### Aim
Note how many lines hold the string "this" and give that number without any other words.

━━ Provided material

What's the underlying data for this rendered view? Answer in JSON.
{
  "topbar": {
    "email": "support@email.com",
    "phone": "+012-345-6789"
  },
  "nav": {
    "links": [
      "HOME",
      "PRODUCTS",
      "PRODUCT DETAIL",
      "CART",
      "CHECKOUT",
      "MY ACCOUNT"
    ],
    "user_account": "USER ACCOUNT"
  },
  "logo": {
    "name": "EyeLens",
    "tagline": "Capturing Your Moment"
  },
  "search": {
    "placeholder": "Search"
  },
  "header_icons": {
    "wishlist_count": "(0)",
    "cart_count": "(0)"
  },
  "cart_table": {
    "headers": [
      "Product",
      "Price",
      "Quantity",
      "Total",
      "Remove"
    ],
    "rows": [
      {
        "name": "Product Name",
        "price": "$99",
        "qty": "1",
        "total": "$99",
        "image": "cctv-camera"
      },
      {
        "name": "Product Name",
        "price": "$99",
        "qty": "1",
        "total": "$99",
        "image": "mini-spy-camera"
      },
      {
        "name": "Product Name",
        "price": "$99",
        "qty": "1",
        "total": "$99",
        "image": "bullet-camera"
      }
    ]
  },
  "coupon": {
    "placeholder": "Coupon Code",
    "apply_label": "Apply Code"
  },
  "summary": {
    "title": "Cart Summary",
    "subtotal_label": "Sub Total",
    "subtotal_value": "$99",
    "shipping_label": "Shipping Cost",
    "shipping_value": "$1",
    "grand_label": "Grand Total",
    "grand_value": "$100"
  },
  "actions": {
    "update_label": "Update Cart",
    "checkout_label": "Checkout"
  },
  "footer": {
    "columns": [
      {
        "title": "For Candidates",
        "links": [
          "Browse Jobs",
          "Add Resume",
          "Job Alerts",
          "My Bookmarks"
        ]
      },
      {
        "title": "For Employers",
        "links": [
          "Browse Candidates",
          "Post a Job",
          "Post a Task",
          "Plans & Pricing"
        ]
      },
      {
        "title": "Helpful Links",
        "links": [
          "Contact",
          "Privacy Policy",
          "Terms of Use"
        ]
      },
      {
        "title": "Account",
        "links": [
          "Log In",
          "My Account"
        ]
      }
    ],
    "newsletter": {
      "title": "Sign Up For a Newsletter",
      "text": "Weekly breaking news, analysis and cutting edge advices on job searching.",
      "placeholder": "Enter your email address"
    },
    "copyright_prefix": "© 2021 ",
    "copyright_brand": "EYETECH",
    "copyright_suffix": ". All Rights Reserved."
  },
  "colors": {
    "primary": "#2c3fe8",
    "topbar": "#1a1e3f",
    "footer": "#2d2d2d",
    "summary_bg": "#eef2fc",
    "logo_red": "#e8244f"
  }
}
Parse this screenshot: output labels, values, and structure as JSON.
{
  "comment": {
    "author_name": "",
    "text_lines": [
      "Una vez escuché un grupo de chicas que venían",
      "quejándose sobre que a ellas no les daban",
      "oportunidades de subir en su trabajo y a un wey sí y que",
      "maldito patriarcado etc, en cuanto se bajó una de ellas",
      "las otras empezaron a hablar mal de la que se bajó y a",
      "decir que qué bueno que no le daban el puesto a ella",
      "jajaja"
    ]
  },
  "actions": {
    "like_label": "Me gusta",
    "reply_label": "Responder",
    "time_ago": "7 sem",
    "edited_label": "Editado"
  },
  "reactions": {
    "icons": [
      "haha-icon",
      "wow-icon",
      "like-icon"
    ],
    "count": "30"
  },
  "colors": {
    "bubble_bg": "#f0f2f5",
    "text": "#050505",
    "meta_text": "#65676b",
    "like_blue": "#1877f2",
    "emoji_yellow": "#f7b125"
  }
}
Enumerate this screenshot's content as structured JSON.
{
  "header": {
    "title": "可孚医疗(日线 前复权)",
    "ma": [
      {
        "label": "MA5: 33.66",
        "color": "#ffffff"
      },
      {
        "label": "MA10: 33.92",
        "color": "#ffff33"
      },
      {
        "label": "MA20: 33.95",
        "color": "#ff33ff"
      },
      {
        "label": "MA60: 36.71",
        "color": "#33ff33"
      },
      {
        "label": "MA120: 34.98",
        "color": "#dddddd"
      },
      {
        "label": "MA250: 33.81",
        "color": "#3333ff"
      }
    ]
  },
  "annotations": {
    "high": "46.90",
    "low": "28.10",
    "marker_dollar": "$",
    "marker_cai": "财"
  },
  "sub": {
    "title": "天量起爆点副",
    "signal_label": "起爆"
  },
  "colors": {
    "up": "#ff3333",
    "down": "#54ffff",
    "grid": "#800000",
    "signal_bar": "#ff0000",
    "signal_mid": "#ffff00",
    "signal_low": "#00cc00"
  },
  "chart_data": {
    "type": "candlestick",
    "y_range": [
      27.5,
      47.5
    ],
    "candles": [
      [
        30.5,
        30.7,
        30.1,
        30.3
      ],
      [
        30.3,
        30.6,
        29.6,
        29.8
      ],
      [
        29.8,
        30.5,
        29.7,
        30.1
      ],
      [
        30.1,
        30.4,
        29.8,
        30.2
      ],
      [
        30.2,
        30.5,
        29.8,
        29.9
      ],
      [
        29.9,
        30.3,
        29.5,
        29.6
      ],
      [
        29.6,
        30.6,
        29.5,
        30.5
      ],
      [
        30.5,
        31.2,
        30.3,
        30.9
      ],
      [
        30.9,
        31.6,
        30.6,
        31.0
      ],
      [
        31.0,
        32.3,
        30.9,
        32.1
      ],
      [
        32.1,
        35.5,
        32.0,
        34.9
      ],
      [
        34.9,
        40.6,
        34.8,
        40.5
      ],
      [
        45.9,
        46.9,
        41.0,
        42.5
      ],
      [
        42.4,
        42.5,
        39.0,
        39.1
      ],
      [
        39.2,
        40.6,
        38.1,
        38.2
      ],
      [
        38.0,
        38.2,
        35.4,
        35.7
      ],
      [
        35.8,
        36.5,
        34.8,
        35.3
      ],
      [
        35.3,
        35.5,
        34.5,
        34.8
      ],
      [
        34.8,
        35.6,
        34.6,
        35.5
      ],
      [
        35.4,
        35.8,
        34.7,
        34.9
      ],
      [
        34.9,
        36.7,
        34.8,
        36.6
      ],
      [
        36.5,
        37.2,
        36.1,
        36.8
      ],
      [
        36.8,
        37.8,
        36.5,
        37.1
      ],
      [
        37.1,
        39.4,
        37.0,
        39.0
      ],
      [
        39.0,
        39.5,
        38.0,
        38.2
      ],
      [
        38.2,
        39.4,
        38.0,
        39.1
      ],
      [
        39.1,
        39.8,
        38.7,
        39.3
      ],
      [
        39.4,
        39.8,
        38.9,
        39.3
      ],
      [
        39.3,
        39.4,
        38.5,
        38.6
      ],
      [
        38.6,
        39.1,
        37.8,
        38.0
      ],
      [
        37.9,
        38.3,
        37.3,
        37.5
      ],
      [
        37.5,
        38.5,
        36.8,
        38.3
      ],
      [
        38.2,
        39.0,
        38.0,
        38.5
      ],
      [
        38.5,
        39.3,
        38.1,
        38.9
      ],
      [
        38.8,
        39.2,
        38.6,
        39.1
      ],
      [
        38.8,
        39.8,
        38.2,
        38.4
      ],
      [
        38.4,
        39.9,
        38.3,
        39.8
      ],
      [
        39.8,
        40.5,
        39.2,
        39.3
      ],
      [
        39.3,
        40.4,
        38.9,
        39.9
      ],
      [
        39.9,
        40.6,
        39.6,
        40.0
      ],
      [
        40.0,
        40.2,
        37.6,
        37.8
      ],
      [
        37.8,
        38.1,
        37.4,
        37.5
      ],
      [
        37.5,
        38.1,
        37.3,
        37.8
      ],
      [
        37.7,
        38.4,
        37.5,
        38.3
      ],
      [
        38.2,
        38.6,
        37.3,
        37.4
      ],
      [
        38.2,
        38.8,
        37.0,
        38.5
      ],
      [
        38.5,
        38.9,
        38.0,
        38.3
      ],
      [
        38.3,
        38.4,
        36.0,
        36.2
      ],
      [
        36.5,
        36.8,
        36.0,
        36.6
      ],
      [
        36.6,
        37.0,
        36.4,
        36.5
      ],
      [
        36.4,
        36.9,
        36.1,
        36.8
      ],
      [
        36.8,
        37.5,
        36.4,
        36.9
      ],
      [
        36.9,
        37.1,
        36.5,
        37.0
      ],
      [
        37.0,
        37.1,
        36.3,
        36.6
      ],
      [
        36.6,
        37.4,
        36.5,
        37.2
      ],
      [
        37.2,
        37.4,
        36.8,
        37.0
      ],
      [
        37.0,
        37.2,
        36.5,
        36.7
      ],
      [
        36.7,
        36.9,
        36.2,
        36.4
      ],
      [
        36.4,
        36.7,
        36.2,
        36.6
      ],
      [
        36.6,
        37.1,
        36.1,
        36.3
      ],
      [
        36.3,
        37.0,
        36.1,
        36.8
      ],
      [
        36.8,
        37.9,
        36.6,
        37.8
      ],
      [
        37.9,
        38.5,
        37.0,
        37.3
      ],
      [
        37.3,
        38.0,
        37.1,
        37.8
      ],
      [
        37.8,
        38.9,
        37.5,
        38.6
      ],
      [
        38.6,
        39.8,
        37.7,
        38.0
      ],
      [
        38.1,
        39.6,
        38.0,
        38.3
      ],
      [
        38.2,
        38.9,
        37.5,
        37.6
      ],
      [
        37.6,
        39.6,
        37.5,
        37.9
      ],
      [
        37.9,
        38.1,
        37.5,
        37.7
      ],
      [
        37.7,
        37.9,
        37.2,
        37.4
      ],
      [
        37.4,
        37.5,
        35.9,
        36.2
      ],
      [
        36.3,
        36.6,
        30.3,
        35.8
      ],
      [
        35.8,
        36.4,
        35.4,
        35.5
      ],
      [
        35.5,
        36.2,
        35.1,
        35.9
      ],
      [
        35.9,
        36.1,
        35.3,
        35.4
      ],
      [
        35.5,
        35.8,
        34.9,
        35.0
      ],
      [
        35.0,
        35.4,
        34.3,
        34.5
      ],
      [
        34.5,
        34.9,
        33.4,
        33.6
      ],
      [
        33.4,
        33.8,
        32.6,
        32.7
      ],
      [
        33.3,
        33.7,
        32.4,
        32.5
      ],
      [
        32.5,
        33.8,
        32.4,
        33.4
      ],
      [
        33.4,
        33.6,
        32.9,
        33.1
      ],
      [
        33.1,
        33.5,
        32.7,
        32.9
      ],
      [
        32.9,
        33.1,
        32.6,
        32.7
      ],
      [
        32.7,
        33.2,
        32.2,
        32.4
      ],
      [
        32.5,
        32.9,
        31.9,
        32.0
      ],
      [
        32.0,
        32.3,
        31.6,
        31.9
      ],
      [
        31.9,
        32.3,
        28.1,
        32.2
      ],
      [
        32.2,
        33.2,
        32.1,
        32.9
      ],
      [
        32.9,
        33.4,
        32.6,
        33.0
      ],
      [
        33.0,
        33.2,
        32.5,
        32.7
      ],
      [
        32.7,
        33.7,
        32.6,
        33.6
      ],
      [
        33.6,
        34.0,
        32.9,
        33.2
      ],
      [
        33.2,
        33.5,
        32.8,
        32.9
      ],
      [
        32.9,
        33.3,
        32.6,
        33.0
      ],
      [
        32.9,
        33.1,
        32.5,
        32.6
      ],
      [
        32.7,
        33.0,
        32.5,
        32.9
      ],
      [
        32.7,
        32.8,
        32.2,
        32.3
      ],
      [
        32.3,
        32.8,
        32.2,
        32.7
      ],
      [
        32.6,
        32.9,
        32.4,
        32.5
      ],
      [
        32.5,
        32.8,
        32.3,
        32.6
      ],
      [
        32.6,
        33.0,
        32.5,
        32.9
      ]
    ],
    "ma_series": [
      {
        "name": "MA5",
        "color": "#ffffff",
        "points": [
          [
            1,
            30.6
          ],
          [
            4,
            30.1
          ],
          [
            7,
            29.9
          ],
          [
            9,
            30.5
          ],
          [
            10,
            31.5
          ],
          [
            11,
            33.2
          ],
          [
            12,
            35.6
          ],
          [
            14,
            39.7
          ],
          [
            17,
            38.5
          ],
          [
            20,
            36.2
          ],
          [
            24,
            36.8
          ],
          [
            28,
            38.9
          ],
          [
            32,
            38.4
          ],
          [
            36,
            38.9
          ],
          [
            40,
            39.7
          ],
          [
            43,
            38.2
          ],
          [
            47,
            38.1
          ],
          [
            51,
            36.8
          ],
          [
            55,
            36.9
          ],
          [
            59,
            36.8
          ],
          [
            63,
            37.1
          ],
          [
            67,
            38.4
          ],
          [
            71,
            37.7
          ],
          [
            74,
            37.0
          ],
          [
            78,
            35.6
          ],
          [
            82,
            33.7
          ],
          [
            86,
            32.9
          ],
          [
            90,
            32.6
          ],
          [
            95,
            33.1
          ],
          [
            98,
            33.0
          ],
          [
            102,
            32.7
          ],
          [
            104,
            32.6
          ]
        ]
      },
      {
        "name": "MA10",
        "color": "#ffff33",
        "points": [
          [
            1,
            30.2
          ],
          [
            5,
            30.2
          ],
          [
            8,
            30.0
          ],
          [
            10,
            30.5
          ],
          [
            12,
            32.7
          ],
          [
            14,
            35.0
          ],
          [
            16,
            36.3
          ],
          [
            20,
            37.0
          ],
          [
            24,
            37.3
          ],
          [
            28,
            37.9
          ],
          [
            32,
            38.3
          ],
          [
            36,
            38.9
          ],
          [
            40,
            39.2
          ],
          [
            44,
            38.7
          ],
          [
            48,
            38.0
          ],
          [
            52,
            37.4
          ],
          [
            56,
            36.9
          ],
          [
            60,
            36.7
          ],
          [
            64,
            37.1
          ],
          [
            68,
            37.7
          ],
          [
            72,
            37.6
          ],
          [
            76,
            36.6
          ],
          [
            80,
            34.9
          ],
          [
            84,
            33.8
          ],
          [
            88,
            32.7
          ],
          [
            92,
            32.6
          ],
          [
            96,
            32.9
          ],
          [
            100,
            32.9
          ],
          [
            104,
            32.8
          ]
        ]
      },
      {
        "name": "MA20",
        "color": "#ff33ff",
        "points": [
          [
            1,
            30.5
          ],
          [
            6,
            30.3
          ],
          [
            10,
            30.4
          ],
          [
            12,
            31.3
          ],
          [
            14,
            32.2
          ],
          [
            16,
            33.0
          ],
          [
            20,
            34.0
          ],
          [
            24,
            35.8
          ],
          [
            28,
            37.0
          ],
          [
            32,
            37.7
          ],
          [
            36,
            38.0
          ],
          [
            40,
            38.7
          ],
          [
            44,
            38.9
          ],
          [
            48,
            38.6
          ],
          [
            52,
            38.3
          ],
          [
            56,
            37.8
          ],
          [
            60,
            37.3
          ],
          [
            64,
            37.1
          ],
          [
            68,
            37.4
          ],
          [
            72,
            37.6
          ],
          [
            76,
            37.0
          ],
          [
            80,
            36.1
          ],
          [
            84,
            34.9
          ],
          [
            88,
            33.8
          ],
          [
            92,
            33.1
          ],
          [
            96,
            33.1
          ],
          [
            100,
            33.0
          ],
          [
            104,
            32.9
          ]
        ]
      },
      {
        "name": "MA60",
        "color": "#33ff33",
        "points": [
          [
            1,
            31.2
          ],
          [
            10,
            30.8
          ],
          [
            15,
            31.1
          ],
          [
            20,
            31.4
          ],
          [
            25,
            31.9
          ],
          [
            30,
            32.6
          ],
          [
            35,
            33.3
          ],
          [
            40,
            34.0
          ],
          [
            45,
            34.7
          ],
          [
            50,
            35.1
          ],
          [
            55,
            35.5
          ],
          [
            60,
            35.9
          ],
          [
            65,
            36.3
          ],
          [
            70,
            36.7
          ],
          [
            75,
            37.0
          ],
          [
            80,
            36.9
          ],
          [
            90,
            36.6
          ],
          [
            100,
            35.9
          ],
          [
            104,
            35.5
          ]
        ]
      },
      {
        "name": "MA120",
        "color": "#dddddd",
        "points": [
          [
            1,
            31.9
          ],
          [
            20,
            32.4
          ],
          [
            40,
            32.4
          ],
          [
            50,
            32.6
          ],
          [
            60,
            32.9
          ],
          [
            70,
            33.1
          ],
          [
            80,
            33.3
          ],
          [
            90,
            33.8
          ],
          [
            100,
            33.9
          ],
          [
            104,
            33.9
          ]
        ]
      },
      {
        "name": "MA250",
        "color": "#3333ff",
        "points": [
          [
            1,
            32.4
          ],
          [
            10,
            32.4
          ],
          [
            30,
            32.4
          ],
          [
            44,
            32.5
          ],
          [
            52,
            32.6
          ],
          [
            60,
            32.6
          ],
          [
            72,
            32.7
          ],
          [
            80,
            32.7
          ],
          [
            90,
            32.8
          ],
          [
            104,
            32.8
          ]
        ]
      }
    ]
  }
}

━━━━

### Complete answer
3